## OBJECTIVE
Pick out each line below containing "color".
[start INPUT MATERIAL]
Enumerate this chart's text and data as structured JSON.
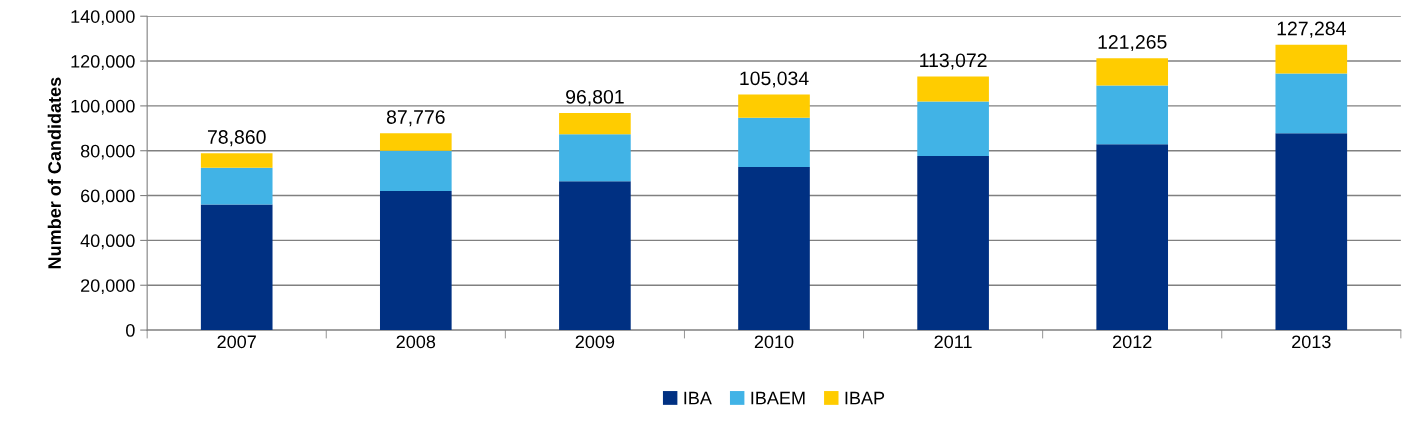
{
  "chart_data": {
    "type": "bar",
    "stacked": true,
    "ylabel": "Number of Candidates",
    "categories": [
      "2007",
      "2008",
      "2009",
      "2010",
      "2011",
      "2012",
      "2013"
    ],
    "series": [
      {
        "name": "IBA",
        "color": "#003082",
        "values": [
          56000,
          62000,
          66400,
          72700,
          77600,
          82900,
          87800
        ]
      },
      {
        "name": "IBAEM",
        "color": "#41b3e6",
        "values": [
          16400,
          18000,
          20900,
          22000,
          24400,
          26200,
          26600
        ]
      },
      {
        "name": "IBAP",
        "color": "#ffcc00",
        "values": [
          6460,
          7776,
          9501,
          10334,
          11072,
          12165,
          12884
        ]
      }
    ],
    "totals": [
      "78,860",
      "87,776",
      "96,801",
      "105,034",
      "113,072",
      "121,265",
      "127,284"
    ],
    "ylim": [
      0,
      140000
    ],
    "yticks": [
      {
        "value": 0,
        "label": "0"
      },
      {
        "value": 20000,
        "label": "20,000"
      },
      {
        "value": 40000,
        "label": "40,000"
      },
      {
        "value": 60000,
        "label": "60,000"
      },
      {
        "value": 80000,
        "label": "80,000"
      },
      {
        "value": 100000,
        "label": "100,000"
      },
      {
        "value": 120000,
        "label": "120,000"
      },
      {
        "value": 140000,
        "label": "140,000"
      }
    ],
    "grid": "y",
    "legend": "bottom"
  }
}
[end INPUT MATERIAL]
## CORRECT RESPONSE
        "color": "#003082",
        "color": "#41b3e6",
        "color": "#ffcc00",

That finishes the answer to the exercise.